**WHAT TO PRODUCE**
Count how many lines contain "rank" and reply with that number only.

══ DATA LINES

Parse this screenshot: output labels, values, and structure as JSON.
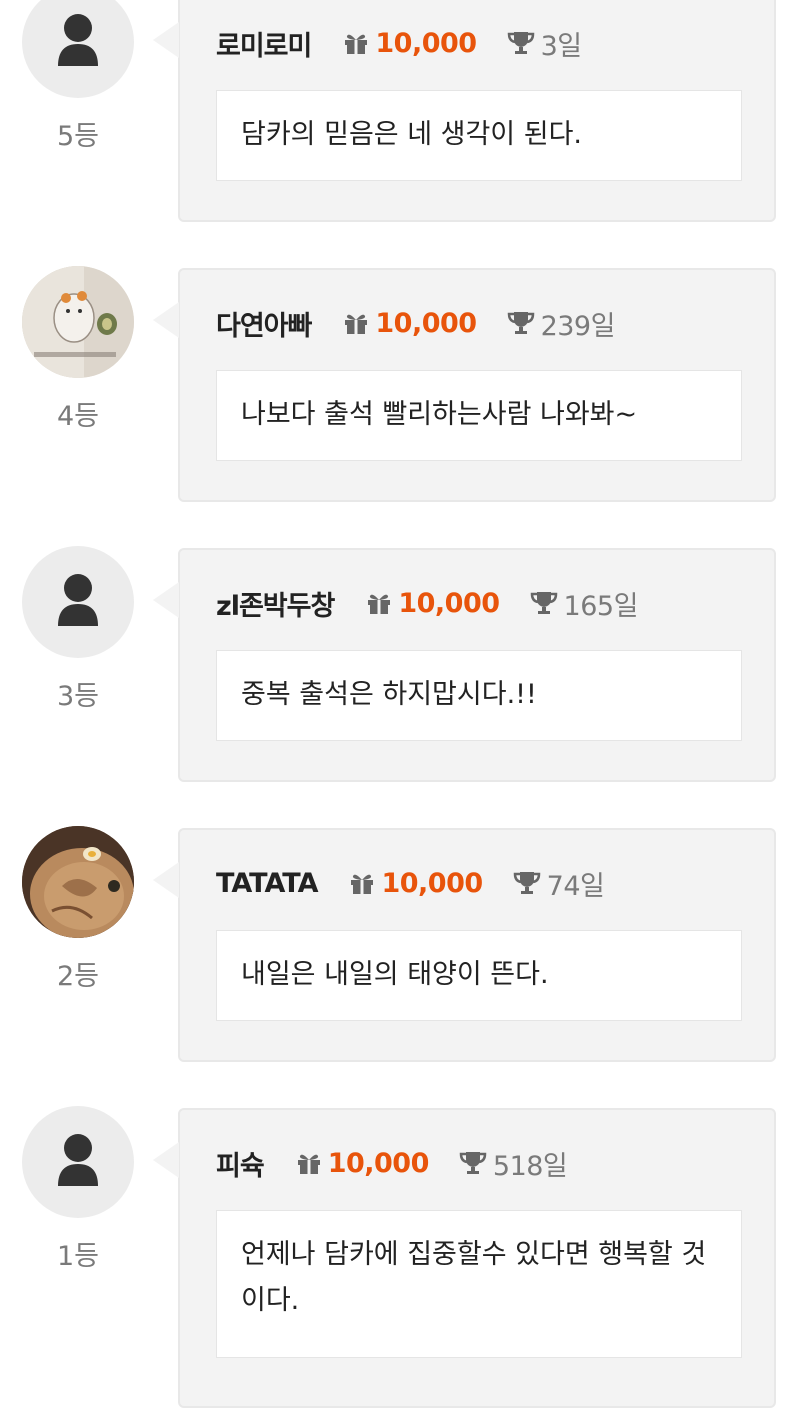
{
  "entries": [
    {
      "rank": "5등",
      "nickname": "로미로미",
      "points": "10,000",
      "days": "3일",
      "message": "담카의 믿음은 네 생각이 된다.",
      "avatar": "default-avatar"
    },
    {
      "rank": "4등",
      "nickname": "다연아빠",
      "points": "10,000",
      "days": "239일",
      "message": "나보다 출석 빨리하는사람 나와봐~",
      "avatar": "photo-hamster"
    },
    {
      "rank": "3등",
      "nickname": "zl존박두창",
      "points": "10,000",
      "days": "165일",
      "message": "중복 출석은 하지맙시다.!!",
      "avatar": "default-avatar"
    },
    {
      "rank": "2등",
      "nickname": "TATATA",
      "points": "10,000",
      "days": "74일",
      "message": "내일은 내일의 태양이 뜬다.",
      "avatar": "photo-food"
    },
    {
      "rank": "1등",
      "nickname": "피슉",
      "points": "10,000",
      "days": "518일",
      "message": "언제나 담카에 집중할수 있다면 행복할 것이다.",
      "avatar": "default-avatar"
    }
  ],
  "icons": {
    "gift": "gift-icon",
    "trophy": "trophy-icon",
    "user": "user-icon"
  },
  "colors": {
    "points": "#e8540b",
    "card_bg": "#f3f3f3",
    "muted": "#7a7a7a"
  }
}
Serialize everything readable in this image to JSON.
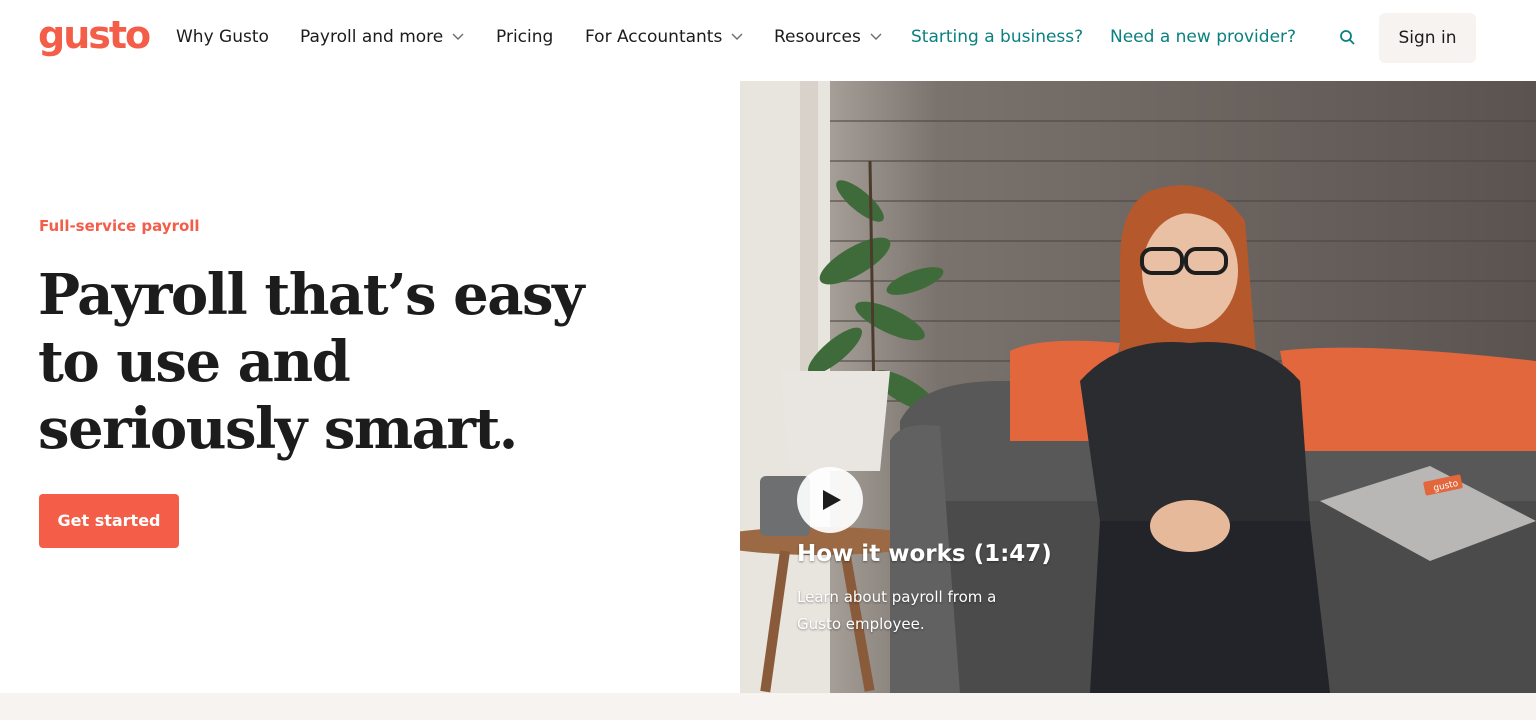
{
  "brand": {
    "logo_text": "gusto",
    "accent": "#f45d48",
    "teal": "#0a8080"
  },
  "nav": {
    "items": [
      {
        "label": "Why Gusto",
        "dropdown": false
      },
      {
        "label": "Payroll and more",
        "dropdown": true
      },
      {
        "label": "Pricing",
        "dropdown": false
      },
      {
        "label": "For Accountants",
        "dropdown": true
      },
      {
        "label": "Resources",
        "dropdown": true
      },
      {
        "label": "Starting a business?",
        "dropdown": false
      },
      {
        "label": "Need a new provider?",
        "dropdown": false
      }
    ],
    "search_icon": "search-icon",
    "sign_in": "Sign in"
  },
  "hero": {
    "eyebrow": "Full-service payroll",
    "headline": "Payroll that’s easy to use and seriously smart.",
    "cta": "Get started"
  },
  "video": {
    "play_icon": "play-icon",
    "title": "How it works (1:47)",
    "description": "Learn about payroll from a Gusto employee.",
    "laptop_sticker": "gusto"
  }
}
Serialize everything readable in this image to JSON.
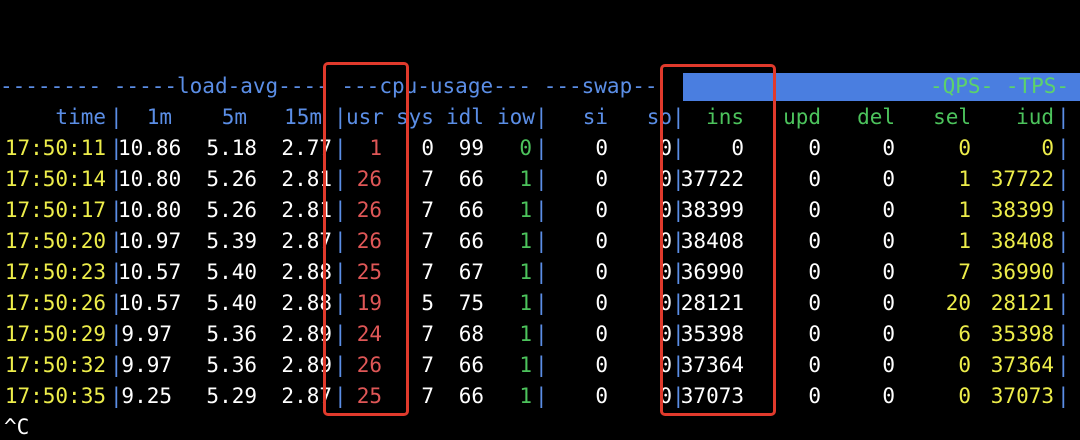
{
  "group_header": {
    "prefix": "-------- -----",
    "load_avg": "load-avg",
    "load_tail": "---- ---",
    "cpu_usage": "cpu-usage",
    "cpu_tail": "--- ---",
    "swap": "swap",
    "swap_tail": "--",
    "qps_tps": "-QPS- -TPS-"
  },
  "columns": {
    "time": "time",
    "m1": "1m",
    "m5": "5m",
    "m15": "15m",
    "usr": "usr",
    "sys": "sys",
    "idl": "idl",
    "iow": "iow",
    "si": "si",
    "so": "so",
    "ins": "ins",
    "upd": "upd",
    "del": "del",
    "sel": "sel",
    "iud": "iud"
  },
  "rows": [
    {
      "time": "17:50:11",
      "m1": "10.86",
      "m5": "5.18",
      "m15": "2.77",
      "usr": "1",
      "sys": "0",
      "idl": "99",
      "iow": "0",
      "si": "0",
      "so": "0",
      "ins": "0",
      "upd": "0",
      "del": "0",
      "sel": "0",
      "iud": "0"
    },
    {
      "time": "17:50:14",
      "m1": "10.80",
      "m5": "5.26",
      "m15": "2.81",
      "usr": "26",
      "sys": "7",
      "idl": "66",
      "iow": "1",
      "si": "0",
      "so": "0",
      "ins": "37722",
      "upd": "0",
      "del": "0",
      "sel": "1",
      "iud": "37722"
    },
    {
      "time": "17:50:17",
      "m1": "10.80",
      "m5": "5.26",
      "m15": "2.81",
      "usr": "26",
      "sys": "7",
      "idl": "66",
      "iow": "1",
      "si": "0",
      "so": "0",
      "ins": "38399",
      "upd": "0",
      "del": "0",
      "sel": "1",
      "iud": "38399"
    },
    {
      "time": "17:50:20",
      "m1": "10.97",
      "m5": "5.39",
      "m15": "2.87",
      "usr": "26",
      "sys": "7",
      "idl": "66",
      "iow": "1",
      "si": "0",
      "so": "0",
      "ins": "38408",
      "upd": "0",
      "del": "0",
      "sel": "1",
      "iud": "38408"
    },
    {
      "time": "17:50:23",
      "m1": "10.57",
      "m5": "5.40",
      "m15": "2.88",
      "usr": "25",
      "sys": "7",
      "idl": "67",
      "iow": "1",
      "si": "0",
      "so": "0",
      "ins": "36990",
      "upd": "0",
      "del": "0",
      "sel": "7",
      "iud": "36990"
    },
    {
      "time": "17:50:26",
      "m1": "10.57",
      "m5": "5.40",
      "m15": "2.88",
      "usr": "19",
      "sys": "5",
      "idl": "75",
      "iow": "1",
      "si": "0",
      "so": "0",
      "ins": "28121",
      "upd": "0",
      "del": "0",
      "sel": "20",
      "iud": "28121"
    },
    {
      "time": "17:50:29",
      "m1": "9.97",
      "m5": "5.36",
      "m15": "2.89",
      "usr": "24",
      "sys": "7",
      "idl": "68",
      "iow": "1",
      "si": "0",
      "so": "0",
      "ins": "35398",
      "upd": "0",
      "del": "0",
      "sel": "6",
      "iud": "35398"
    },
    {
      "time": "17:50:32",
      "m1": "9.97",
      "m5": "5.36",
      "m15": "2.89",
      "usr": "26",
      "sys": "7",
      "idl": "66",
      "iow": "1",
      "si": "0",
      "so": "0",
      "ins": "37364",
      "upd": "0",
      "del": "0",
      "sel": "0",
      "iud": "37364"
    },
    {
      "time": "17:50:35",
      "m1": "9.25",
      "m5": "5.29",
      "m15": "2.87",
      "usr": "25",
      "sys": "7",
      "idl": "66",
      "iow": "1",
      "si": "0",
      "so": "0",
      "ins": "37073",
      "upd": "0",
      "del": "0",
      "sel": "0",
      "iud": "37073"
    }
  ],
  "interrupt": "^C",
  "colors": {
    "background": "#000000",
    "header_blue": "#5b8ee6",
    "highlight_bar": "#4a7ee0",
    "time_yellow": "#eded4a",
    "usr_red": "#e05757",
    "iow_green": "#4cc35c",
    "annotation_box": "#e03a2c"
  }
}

════

**WORKED SOLUTION**
5